_TASK DETAILS:_ Filter the entries below, keeping only lines with the word "that".

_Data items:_
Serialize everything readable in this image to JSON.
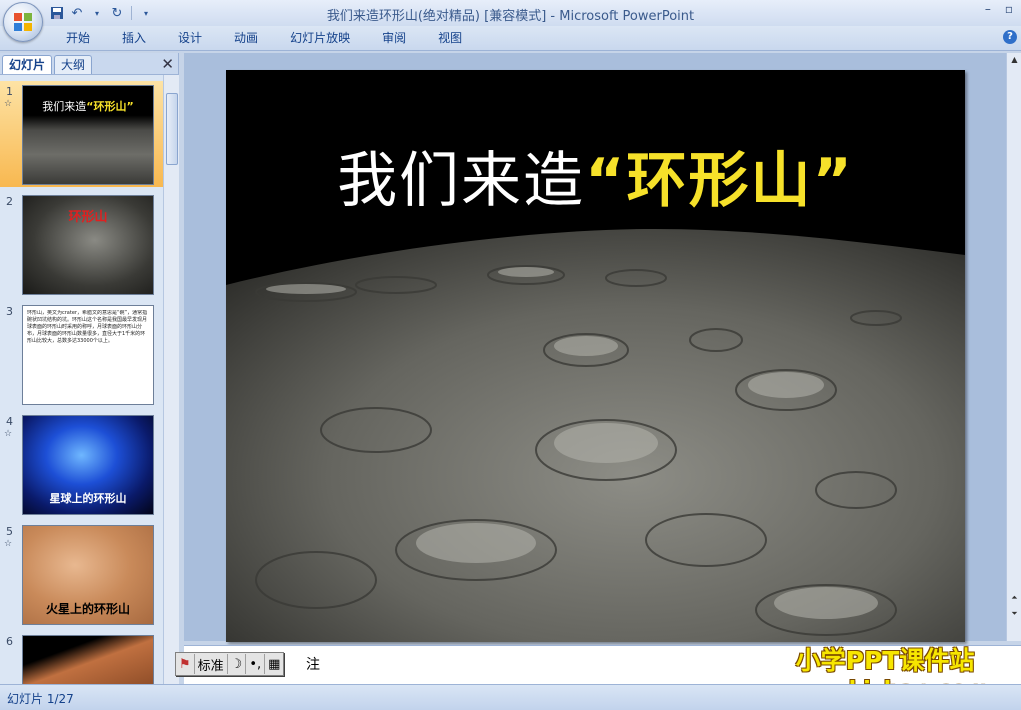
{
  "window": {
    "title": "我们来造环形山(绝对精品) [兼容模式] - Microsoft PowerPoint",
    "minimize": "–",
    "restore": "▫"
  },
  "qat": {
    "save_icon": "save-icon",
    "undo_icon": "undo-icon",
    "redo_icon": "redo-icon"
  },
  "ribbon": {
    "tabs": [
      "开始",
      "插入",
      "设计",
      "动画",
      "幻灯片放映",
      "审阅",
      "视图"
    ],
    "help": "?"
  },
  "panel": {
    "tabs": [
      "幻灯片",
      "大纲"
    ],
    "close": "✕",
    "slides": [
      {
        "num": "1",
        "star": "☆",
        "caption_a": "我们来造",
        "caption_b": "“环形山”"
      },
      {
        "num": "2",
        "caption": "环形山"
      },
      {
        "num": "3",
        "caption": "环形山，英文为crater，希腊文的意思是“碗”，通常指碗状凹坑结构的坑。环形山这个名称是我国最早发现月球表面的环形山时采用的称呼，月球表面的环形山分布，月球表面的环形山数量很多，直径大于1千米的环形山比较大，总数多达33000个以上。"
      },
      {
        "num": "4",
        "star": "☆",
        "caption": "星球上的环形山"
      },
      {
        "num": "5",
        "star": "☆",
        "caption": "火星上的环形山"
      },
      {
        "num": "6"
      }
    ]
  },
  "slide": {
    "title_a": "我们来造",
    "title_b": "“环形山”"
  },
  "notes": {
    "text": "注"
  },
  "ime": {
    "mode": "标准",
    "moon": "☽",
    "punct": "•,",
    "kbd": "▦"
  },
  "status": {
    "text": "幻灯片 1/27"
  },
  "watermark": {
    "line1": "小学PPT课件站",
    "line2": "www.kjzhan.com"
  },
  "colors": {
    "title_highlight": "#f6e12a",
    "selected_thumb": "#f8b850",
    "ribbon": "#c9d8ee"
  }
}
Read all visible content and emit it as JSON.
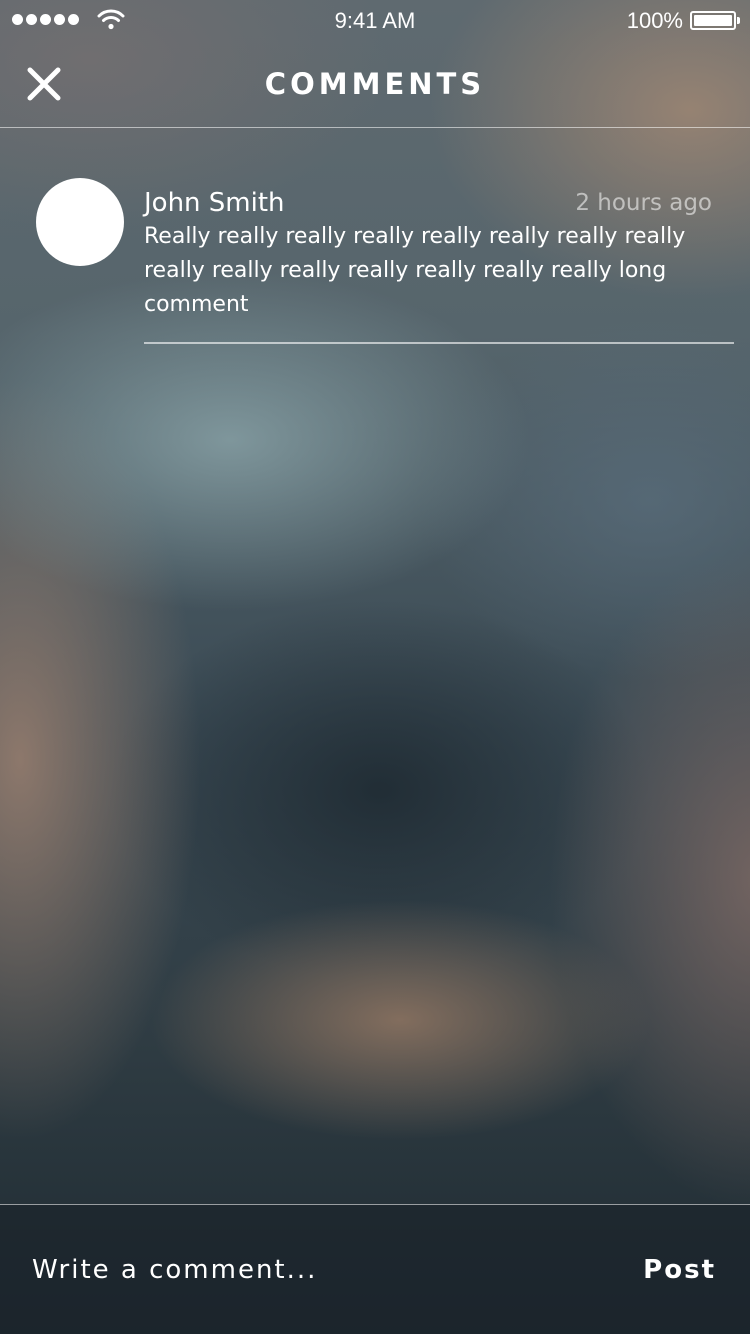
{
  "status_bar": {
    "signal_icon": "signal-dots-icon",
    "wifi_icon": "wifi-icon",
    "time": "9:41 AM",
    "battery_percent": "100%",
    "battery_icon": "battery-icon"
  },
  "header": {
    "close_icon": "close-icon",
    "title": "COMMENTS"
  },
  "comments": [
    {
      "author": "John Smith",
      "time_ago": "2 hours ago",
      "text": "Really really really really really really really really really really really really really really really long comment"
    }
  ],
  "composer": {
    "placeholder": "Write a comment...",
    "value": "",
    "post_label": "Post"
  },
  "colors": {
    "text": "#ffffff",
    "muted": "rgba(255,255,255,0.55)",
    "avatar": "#ffffff"
  }
}
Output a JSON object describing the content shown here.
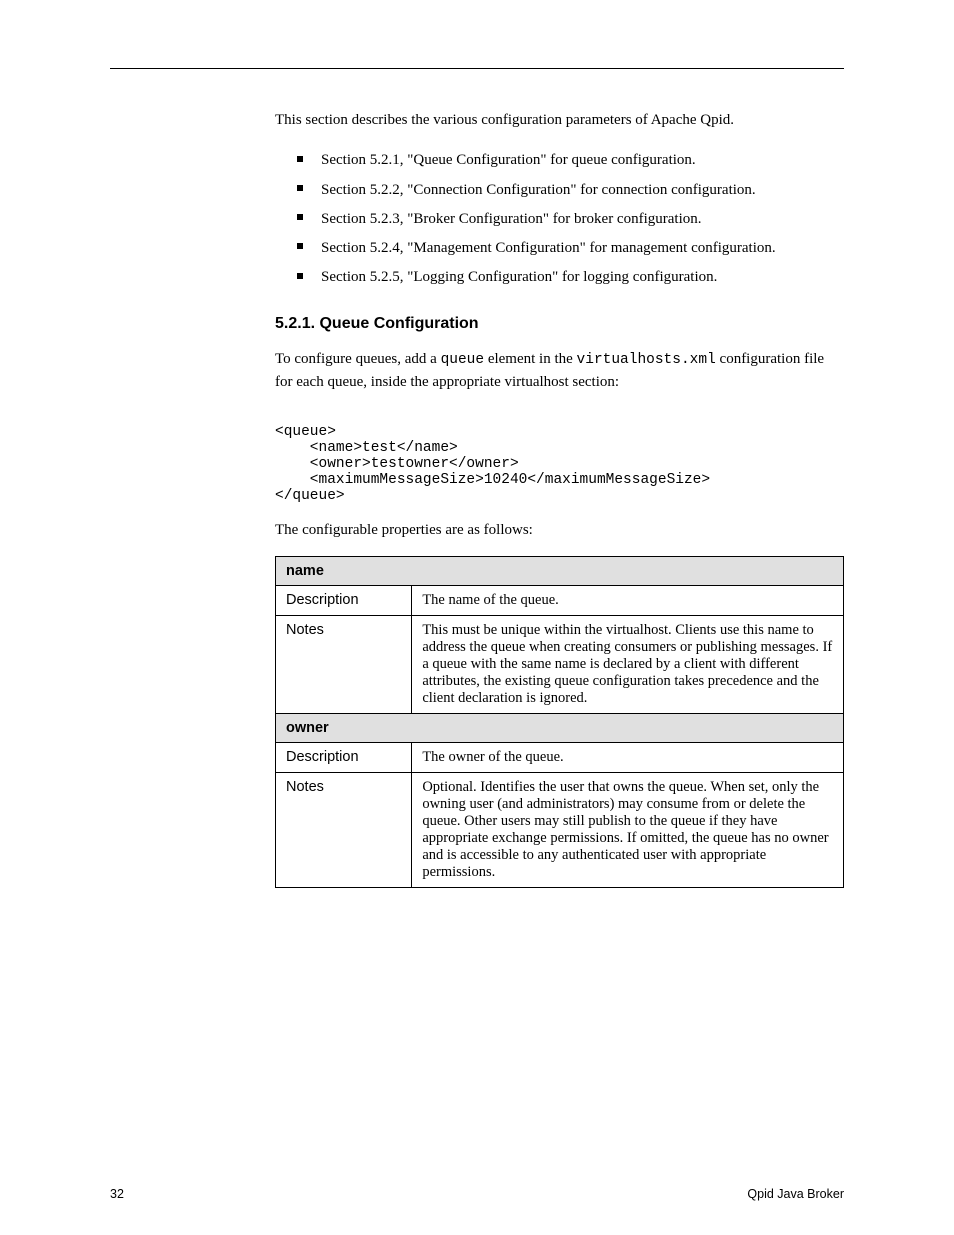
{
  "intro": "This section describes the various configuration parameters of Apache Qpid.",
  "bullets": [
    "Section 5.2.1, \"Queue Configuration\" for queue configuration.",
    "Section 5.2.2, \"Connection Configuration\" for connection configuration.",
    "Section 5.2.3, \"Broker Configuration\" for broker configuration.",
    "Section 5.2.4, \"Management Configuration\" for management configuration.",
    "Section 5.2.5, \"Logging Configuration\" for logging configuration."
  ],
  "queue_heading": "5.2.1. Queue Configuration",
  "queue_para1_prefix": "To configure queues, add a ",
  "queue_para1_code1": "queue",
  "queue_para1_mid": " element in the ",
  "queue_para1_code2": "virtualhosts.xml",
  "queue_para1_suffix": " configuration file for each queue, inside the appropriate virtualhost section:",
  "xml_lines": [
    "<queue>",
    "    <name>test</name>",
    "    <owner>testowner</owner>",
    "    <maximumMessageSize>10240</maximumMessageSize>",
    "</queue>"
  ],
  "queue_para2": "The configurable properties are as follows:",
  "table": {
    "rows": [
      {
        "type": "group",
        "text": "name"
      },
      {
        "type": "attr",
        "label": "Description",
        "value": "The name of the queue."
      },
      {
        "type": "attr",
        "label": "Notes",
        "value_lines": [
          "This must be unique within the virtualhost. Clients use this name to address the queue when creating consumers or publishing messages. If a queue with the same name is declared by a client with different attributes, the existing queue configuration takes precedence and the client declaration is ignored."
        ]
      },
      {
        "type": "group",
        "text": "owner"
      },
      {
        "type": "attr",
        "label": "Description",
        "value": "The owner of the queue."
      },
      {
        "type": "attr",
        "label": "Notes",
        "value_lines": [
          "Optional. Identifies the user that owns the queue. When set, only the owning user (and administrators) may consume from or delete the queue. Other users may still publish to the queue if they have appropriate exchange permissions. If omitted, the queue has no owner and is accessible to any authenticated user with appropriate permissions."
        ]
      }
    ]
  },
  "footer_left": "32",
  "footer_right": "Qpid Java Broker"
}
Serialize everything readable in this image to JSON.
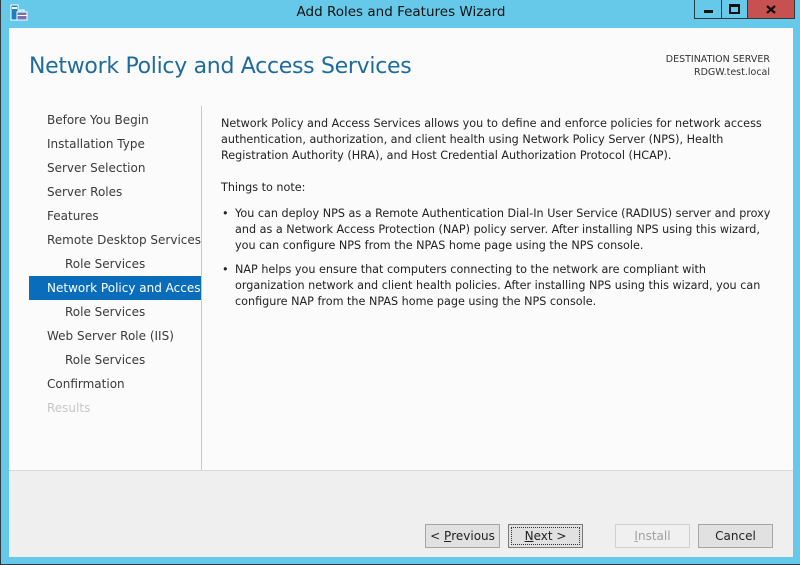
{
  "window": {
    "title": "Add Roles and Features Wizard",
    "app_icon": "server-manager-icon",
    "controls": {
      "minimize": "minimize-icon",
      "maximize": "maximize-icon",
      "close": "close-icon"
    }
  },
  "header": {
    "page_title": "Network Policy and Access Services",
    "destination_label": "DESTINATION SERVER",
    "destination_server": "RDGW.test.local"
  },
  "nav": {
    "items": [
      {
        "label": "Before You Begin",
        "level": 0,
        "state": "normal"
      },
      {
        "label": "Installation Type",
        "level": 0,
        "state": "normal"
      },
      {
        "label": "Server Selection",
        "level": 0,
        "state": "normal"
      },
      {
        "label": "Server Roles",
        "level": 0,
        "state": "normal"
      },
      {
        "label": "Features",
        "level": 0,
        "state": "normal"
      },
      {
        "label": "Remote Desktop Services",
        "level": 0,
        "state": "normal"
      },
      {
        "label": "Role Services",
        "level": 1,
        "state": "normal"
      },
      {
        "label": "Network Policy and Acces...",
        "level": 0,
        "state": "active"
      },
      {
        "label": "Role Services",
        "level": 1,
        "state": "normal"
      },
      {
        "label": "Web Server Role (IIS)",
        "level": 0,
        "state": "normal"
      },
      {
        "label": "Role Services",
        "level": 1,
        "state": "normal"
      },
      {
        "label": "Confirmation",
        "level": 0,
        "state": "normal"
      },
      {
        "label": "Results",
        "level": 0,
        "state": "disabled"
      }
    ]
  },
  "content": {
    "intro": "Network Policy and Access Services allows you to define and enforce policies for network access authentication, authorization, and client health using Network Policy Server (NPS), Health Registration Authority (HRA), and Host Credential Authorization Protocol (HCAP).",
    "notes_title": "Things to note:",
    "bullets": [
      "You can deploy NPS as a Remote Authentication Dial-In User Service (RADIUS) server and proxy and as a Network Access Protection (NAP) policy server. After installing NPS using this wizard, you can configure NPS from the NPAS home page using the NPS console.",
      "NAP helps you ensure that computers connecting to the network are compliant with organization network and client health policies. After installing NPS using this wizard, you can configure NAP from the NPAS home page using the NPS console."
    ]
  },
  "footer": {
    "previous": {
      "prefix": "< ",
      "accel": "P",
      "rest": "revious"
    },
    "next": {
      "accel": "N",
      "rest": "ext >"
    },
    "install": {
      "accel": "I",
      "rest": "nstall",
      "disabled": true
    },
    "cancel": "Cancel"
  },
  "colors": {
    "title_bar": "#66c9ea",
    "close_button": "#c75050",
    "accent": "#0a6dbb",
    "page_title": "#1f6b9e"
  }
}
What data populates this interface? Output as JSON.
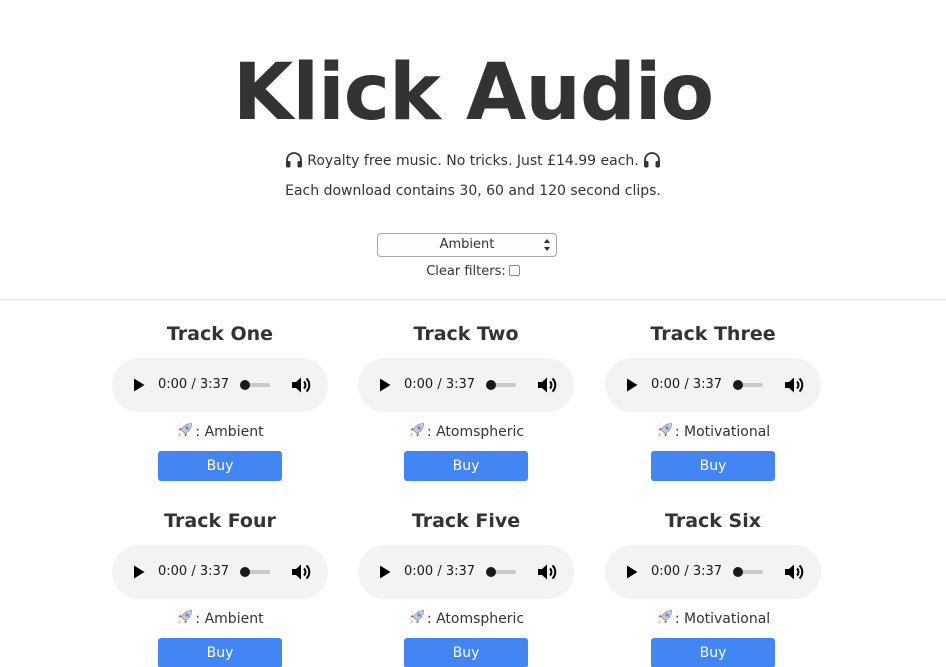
{
  "header": {
    "title": "Klick Audio",
    "tagline": "Royalty free music. No tricks. Just £14.99 each.",
    "tagline_icon": "headphones-icon",
    "subline": "Each download contains 30, 60 and 120 second clips."
  },
  "filters": {
    "genre_selected": "Ambient",
    "clear_label": "Clear filters:",
    "clear_checked": false
  },
  "colors": {
    "accent": "#4285f4",
    "player_bg": "#f1f3f4",
    "text": "#333333"
  },
  "tracks": [
    {
      "title": "Track One",
      "time": "0:00 / 3:37",
      "genre_prefix": ": ",
      "genre": "Ambient",
      "buy_label": "Buy"
    },
    {
      "title": "Track Two",
      "time": "0:00 / 3:37",
      "genre_prefix": ": ",
      "genre": "Atomspheric",
      "buy_label": "Buy"
    },
    {
      "title": "Track Three",
      "time": "0:00 / 3:37",
      "genre_prefix": ": ",
      "genre": "Motivational",
      "buy_label": "Buy"
    },
    {
      "title": "Track Four",
      "time": "0:00 / 3:37",
      "genre_prefix": ": ",
      "genre": "Ambient",
      "buy_label": "Buy"
    },
    {
      "title": "Track Five",
      "time": "0:00 / 3:37",
      "genre_prefix": ": ",
      "genre": "Atomspheric",
      "buy_label": "Buy"
    },
    {
      "title": "Track Six",
      "time": "0:00 / 3:37",
      "genre_prefix": ": ",
      "genre": "Motivational",
      "buy_label": "Buy"
    }
  ]
}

_RESULT FOR THIS TASK:_
          "Optional. Identifies the user that owns the queue. When set, only the owning user (and administrators) may consume from or delete the queue. Other users may still publish to the queue if they have appropriate exchange permissions. If omitted, the queue has no owner and is accessible to any authenticated user with appropriate permissions."
      "NAP helps you ensure that computers connecting to the network are compliant with organization network and client health policies. After installing NPS using this wizard, you can configure NAP from the NPAS home page using the NPS console."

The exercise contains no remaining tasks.